Figure dataset records
···

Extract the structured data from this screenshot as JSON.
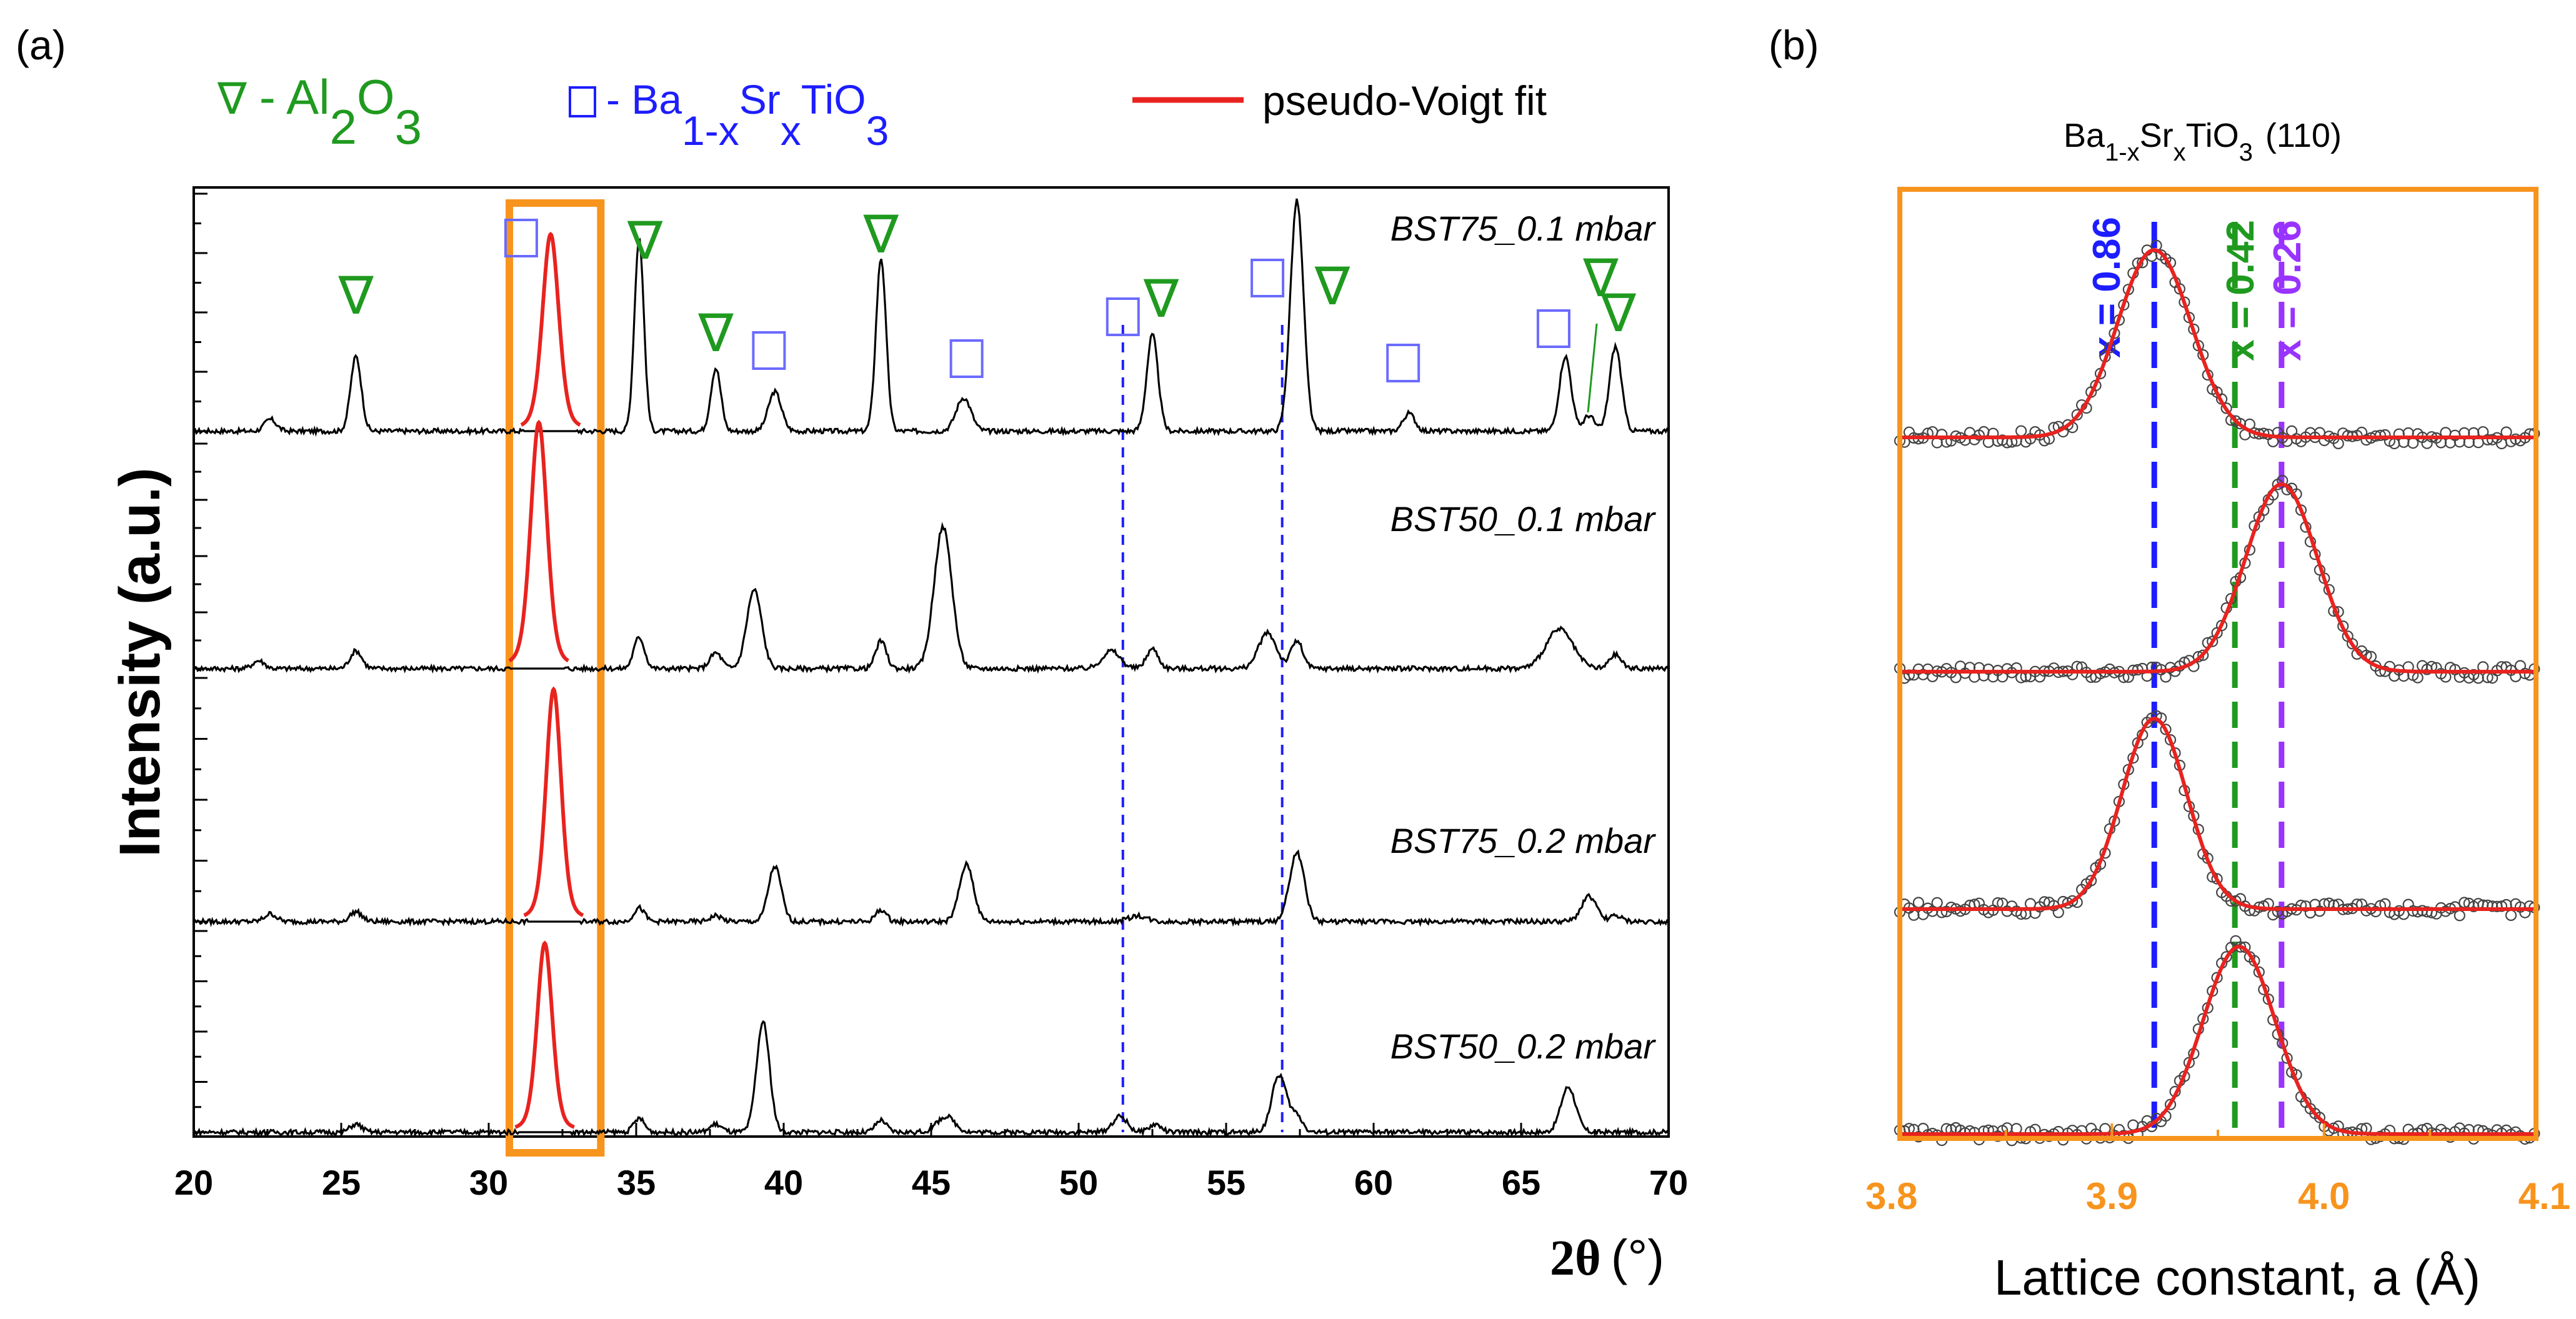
{
  "colors": {
    "black": "#000000",
    "fit_red": "#e8231f",
    "al2o3_green": "#1f9a1f",
    "bst_blue": "#1d1dff",
    "box_orange": "#f7941d",
    "purple": "#9933ff",
    "marker_grey": "#444444"
  },
  "panel_a": {
    "label": "(a)",
    "legend": {
      "al2o3": {
        "symbol": "∇",
        "sep": "- Al",
        "sub1": "2",
        "mid": "O",
        "sub2": "3"
      },
      "bst": {
        "sep": "- Ba",
        "sub1": "1-x",
        "mid": "Sr",
        "sub2": "x",
        "tail": "TiO",
        "sub3": "3"
      },
      "fit": "pseudo-Voigt fit"
    },
    "ylabel": "Intensity (a.u.)",
    "xlabel_main": "2θ",
    "xlabel_unit": "(°)"
  },
  "panel_b": {
    "label": "(b)",
    "title_base": "Ba",
    "title_sub1": "1-x",
    "title_mid": "Sr",
    "title_sub2": "x",
    "title_tail": "TiO",
    "title_sub3": "3",
    "title_hkl": "(110)",
    "xlabel": "Lattice constant, a (Å)"
  },
  "chart_data": [
    {
      "type": "line",
      "title": "",
      "xlabel": "2θ (°)",
      "ylabel": "Intensity (a.u.)",
      "xlim": [
        20,
        70
      ],
      "xticks": [
        20,
        25,
        30,
        35,
        40,
        45,
        50,
        55,
        60,
        65,
        70
      ],
      "highlight_range": [
        30.7,
        33.8
      ],
      "dashed_reference_lines": [
        51.5,
        56.9
      ],
      "series": [
        {
          "name": "BST75_0.1 mbar",
          "fit_peak": {
            "center": 32.1,
            "height": 100,
            "width": 0.28
          },
          "peaks": [
            {
              "x": 22.6,
              "h": 6,
              "w": 0.2
            },
            {
              "x": 25.5,
              "h": 38,
              "w": 0.18
            },
            {
              "x": 35.1,
              "h": 98,
              "w": 0.16
            },
            {
              "x": 37.7,
              "h": 32,
              "w": 0.17
            },
            {
              "x": 39.7,
              "h": 20,
              "w": 0.22
            },
            {
              "x": 43.3,
              "h": 88,
              "w": 0.17
            },
            {
              "x": 46.1,
              "h": 17,
              "w": 0.25
            },
            {
              "x": 52.5,
              "h": 49,
              "w": 0.19
            },
            {
              "x": 57.4,
              "h": 117,
              "w": 0.22
            },
            {
              "x": 61.2,
              "h": 9,
              "w": 0.2
            },
            {
              "x": 66.5,
              "h": 38,
              "w": 0.2
            },
            {
              "x": 67.3,
              "h": 8,
              "w": 0.18
            },
            {
              "x": 68.2,
              "h": 43,
              "w": 0.2
            }
          ],
          "markers": [
            {
              "x": 25.5,
              "kind": "al2o3"
            },
            {
              "x": 31.1,
              "kind": "bst"
            },
            {
              "x": 35.3,
              "kind": "al2o3"
            },
            {
              "x": 37.7,
              "kind": "al2o3"
            },
            {
              "x": 39.5,
              "kind": "bst"
            },
            {
              "x": 43.3,
              "kind": "al2o3"
            },
            {
              "x": 46.2,
              "kind": "bst"
            },
            {
              "x": 51.5,
              "kind": "bst"
            },
            {
              "x": 52.8,
              "kind": "al2o3"
            },
            {
              "x": 56.4,
              "kind": "bst"
            },
            {
              "x": 58.6,
              "kind": "al2o3"
            },
            {
              "x": 61.0,
              "kind": "bst"
            },
            {
              "x": 66.1,
              "kind": "bst"
            },
            {
              "x": 67.7,
              "kind": "al2o3"
            },
            {
              "x": 68.3,
              "kind": "al2o3"
            }
          ]
        },
        {
          "name": "BST50_0.1 mbar",
          "fit_peak": {
            "center": 31.7,
            "height": 125,
            "width": 0.28
          },
          "peaks": [
            {
              "x": 22.2,
              "h": 4,
              "w": 0.2
            },
            {
              "x": 25.5,
              "h": 9,
              "w": 0.2
            },
            {
              "x": 35.1,
              "h": 16,
              "w": 0.18
            },
            {
              "x": 37.7,
              "h": 8,
              "w": 0.2
            },
            {
              "x": 39.0,
              "h": 40,
              "w": 0.25
            },
            {
              "x": 43.3,
              "h": 14,
              "w": 0.18
            },
            {
              "x": 45.4,
              "h": 72,
              "w": 0.3
            },
            {
              "x": 51.1,
              "h": 9,
              "w": 0.3
            },
            {
              "x": 52.5,
              "h": 10,
              "w": 0.2
            },
            {
              "x": 56.4,
              "h": 18,
              "w": 0.3
            },
            {
              "x": 57.4,
              "h": 14,
              "w": 0.2
            },
            {
              "x": 66.3,
              "h": 20,
              "w": 0.45
            },
            {
              "x": 68.2,
              "h": 7,
              "w": 0.2
            }
          ]
        },
        {
          "name": "BST75_0.2 mbar",
          "fit_peak": {
            "center": 32.2,
            "height": 118,
            "width": 0.26
          },
          "peaks": [
            {
              "x": 22.6,
              "h": 4,
              "w": 0.2
            },
            {
              "x": 25.5,
              "h": 5,
              "w": 0.2
            },
            {
              "x": 35.1,
              "h": 7,
              "w": 0.18
            },
            {
              "x": 37.7,
              "h": 3,
              "w": 0.2
            },
            {
              "x": 39.7,
              "h": 28,
              "w": 0.22
            },
            {
              "x": 43.3,
              "h": 6,
              "w": 0.18
            },
            {
              "x": 46.2,
              "h": 29,
              "w": 0.24
            },
            {
              "x": 52.0,
              "h": 3,
              "w": 0.3
            },
            {
              "x": 57.4,
              "h": 35,
              "w": 0.25
            },
            {
              "x": 67.3,
              "h": 13,
              "w": 0.25
            },
            {
              "x": 68.2,
              "h": 3,
              "w": 0.2
            }
          ]
        },
        {
          "name": "BST50_0.2 mbar",
          "fit_peak": {
            "center": 31.9,
            "height": 96,
            "width": 0.26
          },
          "peaks": [
            {
              "x": 25.5,
              "h": 4,
              "w": 0.2
            },
            {
              "x": 35.1,
              "h": 7,
              "w": 0.18
            },
            {
              "x": 37.7,
              "h": 4,
              "w": 0.2
            },
            {
              "x": 39.3,
              "h": 56,
              "w": 0.22
            },
            {
              "x": 43.3,
              "h": 6,
              "w": 0.18
            },
            {
              "x": 45.5,
              "h": 8,
              "w": 0.3
            },
            {
              "x": 51.4,
              "h": 8,
              "w": 0.25
            },
            {
              "x": 52.6,
              "h": 4,
              "w": 0.2
            },
            {
              "x": 56.8,
              "h": 29,
              "w": 0.25
            },
            {
              "x": 57.4,
              "h": 8,
              "w": 0.2
            },
            {
              "x": 66.6,
              "h": 23,
              "w": 0.25
            }
          ]
        }
      ]
    },
    {
      "type": "scatter",
      "title": "Ba1-xSrxTiO3 (110)",
      "xlabel": "Lattice constant, a (Å)",
      "ylabel": "",
      "xlim": [
        3.8,
        4.1
      ],
      "xticks": [
        3.8,
        3.9,
        4.0,
        4.1
      ],
      "reference_lines": [
        {
          "x": 3.92,
          "label": "x = 0.86",
          "color": "blue"
        },
        {
          "x": 3.958,
          "label": "x = 0.42",
          "color": "green"
        },
        {
          "x": 3.98,
          "label": "x = 0.26",
          "color": "purple"
        }
      ],
      "series": [
        {
          "name": "BST75_0.1 mbar",
          "peak_center": 3.92,
          "fwhm": 0.041,
          "relative_height": 1.0
        },
        {
          "name": "BST50_0.1 mbar",
          "peak_center": 3.98,
          "fwhm": 0.04,
          "relative_height": 1.0
        },
        {
          "name": "BST75_0.2 mbar",
          "peak_center": 3.92,
          "fwhm": 0.036,
          "relative_height": 1.0
        },
        {
          "name": "BST50_0.2 mbar",
          "peak_center": 3.96,
          "fwhm": 0.04,
          "relative_height": 1.0
        }
      ]
    }
  ]
}
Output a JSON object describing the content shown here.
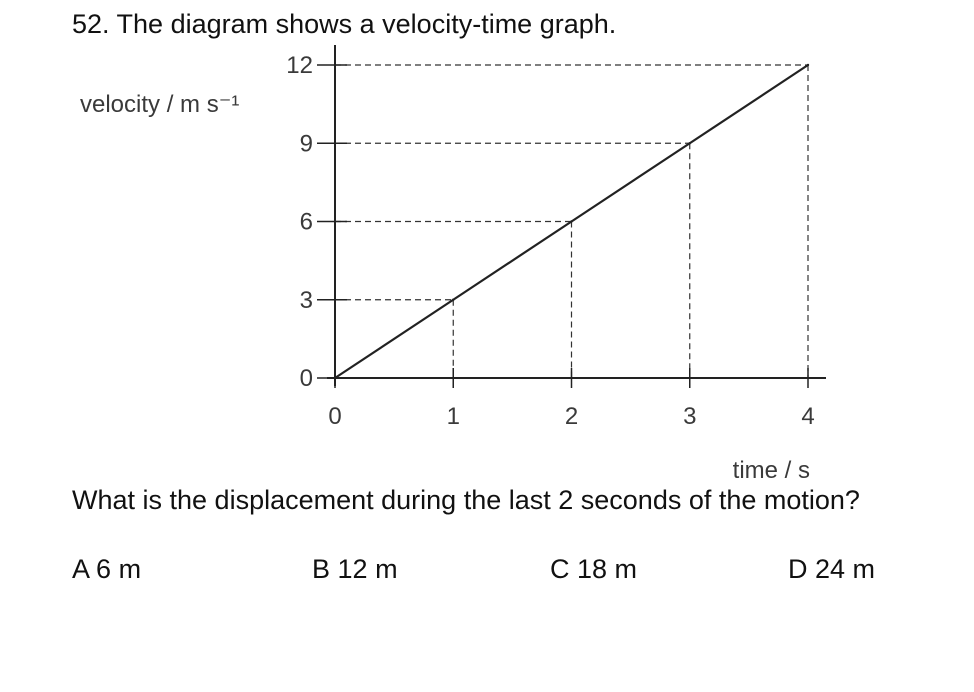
{
  "question": {
    "title": "52. The diagram shows a velocity-time graph.",
    "text": "What is the displacement during the last 2 seconds of the motion?",
    "options": [
      {
        "letter": "A",
        "text": "6 m"
      },
      {
        "letter": "B",
        "text": "12 m"
      },
      {
        "letter": "C",
        "text": "18 m"
      },
      {
        "letter": "D",
        "text": "24 m"
      }
    ]
  },
  "chart_data": {
    "type": "line",
    "x": [
      0,
      1,
      2,
      3,
      4
    ],
    "series": [
      {
        "values": [
          0,
          3,
          6,
          9,
          12
        ]
      }
    ],
    "xlabel": "time / s",
    "ylabel": "velocity / m s⁻¹",
    "xticks": [
      "0",
      "1",
      "2",
      "3",
      "4"
    ],
    "yticks": [
      "0",
      "3",
      "6",
      "9",
      "12"
    ],
    "xlim": [
      0,
      4
    ],
    "ylim": [
      0,
      12
    ],
    "grid": false,
    "dashed_guides": true,
    "line_color": "#222222"
  }
}
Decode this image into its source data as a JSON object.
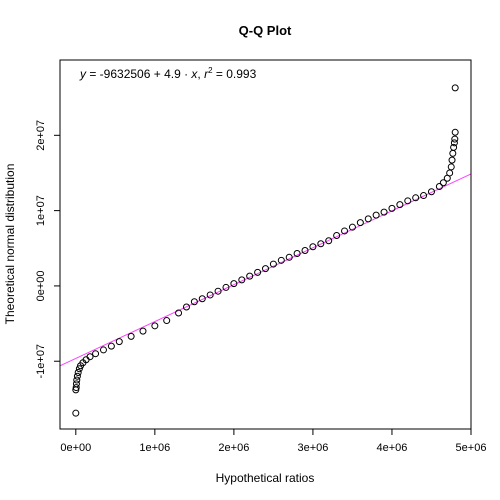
{
  "chart_data": {
    "type": "scatter",
    "title": "Q-Q Plot",
    "xlabel": "Hypothetical ratios",
    "ylabel": "Theoretical normal distribution",
    "xlim": [
      -200000,
      5000000
    ],
    "ylim": [
      -19000000,
      30000000
    ],
    "x_ticks": [
      0,
      1000000,
      2000000,
      3000000,
      4000000,
      5000000
    ],
    "x_tick_labels": [
      "0e+00",
      "1e+06",
      "2e+06",
      "3e+06",
      "4e+06",
      "5e+06"
    ],
    "y_ticks": [
      -10000000,
      0,
      10000000,
      20000000
    ],
    "y_tick_labels": [
      "-1e+07",
      "0e+00",
      "1e+07",
      "2e+07"
    ],
    "grid": false,
    "point_color": "#000000",
    "regression": {
      "intercept": -9632506,
      "slope": 4.9,
      "r_squared": 0.993,
      "color": "#ff44ff",
      "label_parts": {
        "y": "y",
        "eq_mid": " = -9632506 + 4.9 · ",
        "x": "x",
        "comma": ",  ",
        "r": "r",
        "sup": "2",
        "tail": " = 0.993"
      }
    },
    "series": [
      {
        "points": [
          [
            0,
            -16900000
          ],
          [
            0,
            -13800000
          ],
          [
            5000,
            -13500000
          ],
          [
            8000,
            -13000000
          ],
          [
            12000,
            -12500000
          ],
          [
            20000,
            -12000000
          ],
          [
            30000,
            -11500000
          ],
          [
            45000,
            -11000000
          ],
          [
            60000,
            -10600000
          ],
          [
            90000,
            -10200000
          ],
          [
            130000,
            -9800000
          ],
          [
            180000,
            -9400000
          ],
          [
            250000,
            -9000000
          ],
          [
            350000,
            -8500000
          ],
          [
            450000,
            -8000000
          ],
          [
            550000,
            -7400000
          ],
          [
            700000,
            -6700000
          ],
          [
            850000,
            -6000000
          ],
          [
            1000000,
            -5300000
          ],
          [
            1150000,
            -4600000
          ],
          [
            1300000,
            -3600000
          ],
          [
            1400000,
            -2800000
          ],
          [
            1500000,
            -2100000
          ],
          [
            1600000,
            -1700000
          ],
          [
            1700000,
            -1200000
          ],
          [
            1800000,
            -700000
          ],
          [
            1900000,
            -200000
          ],
          [
            2000000,
            300000
          ],
          [
            2100000,
            800000
          ],
          [
            2200000,
            1300000
          ],
          [
            2300000,
            1800000
          ],
          [
            2400000,
            2300000
          ],
          [
            2500000,
            2900000
          ],
          [
            2600000,
            3400000
          ],
          [
            2700000,
            3800000
          ],
          [
            2800000,
            4300000
          ],
          [
            2900000,
            4700000
          ],
          [
            3000000,
            5200000
          ],
          [
            3100000,
            5600000
          ],
          [
            3200000,
            6000000
          ],
          [
            3300000,
            6700000
          ],
          [
            3400000,
            7300000
          ],
          [
            3500000,
            7800000
          ],
          [
            3600000,
            8400000
          ],
          [
            3700000,
            8900000
          ],
          [
            3800000,
            9400000
          ],
          [
            3900000,
            9800000
          ],
          [
            4000000,
            10300000
          ],
          [
            4100000,
            10800000
          ],
          [
            4200000,
            11300000
          ],
          [
            4300000,
            11700000
          ],
          [
            4400000,
            12000000
          ],
          [
            4500000,
            12500000
          ],
          [
            4600000,
            13200000
          ],
          [
            4650000,
            13700000
          ],
          [
            4700000,
            14300000
          ],
          [
            4730000,
            15000000
          ],
          [
            4750000,
            15800000
          ],
          [
            4760000,
            16700000
          ],
          [
            4770000,
            17600000
          ],
          [
            4780000,
            18400000
          ],
          [
            4790000,
            19000000
          ],
          [
            4795000,
            19500000
          ],
          [
            4800000,
            20400000
          ],
          [
            4800000,
            26300000
          ]
        ]
      }
    ]
  }
}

···

Using the material above, count the lines containing the word "object". Reply with the number alone.

2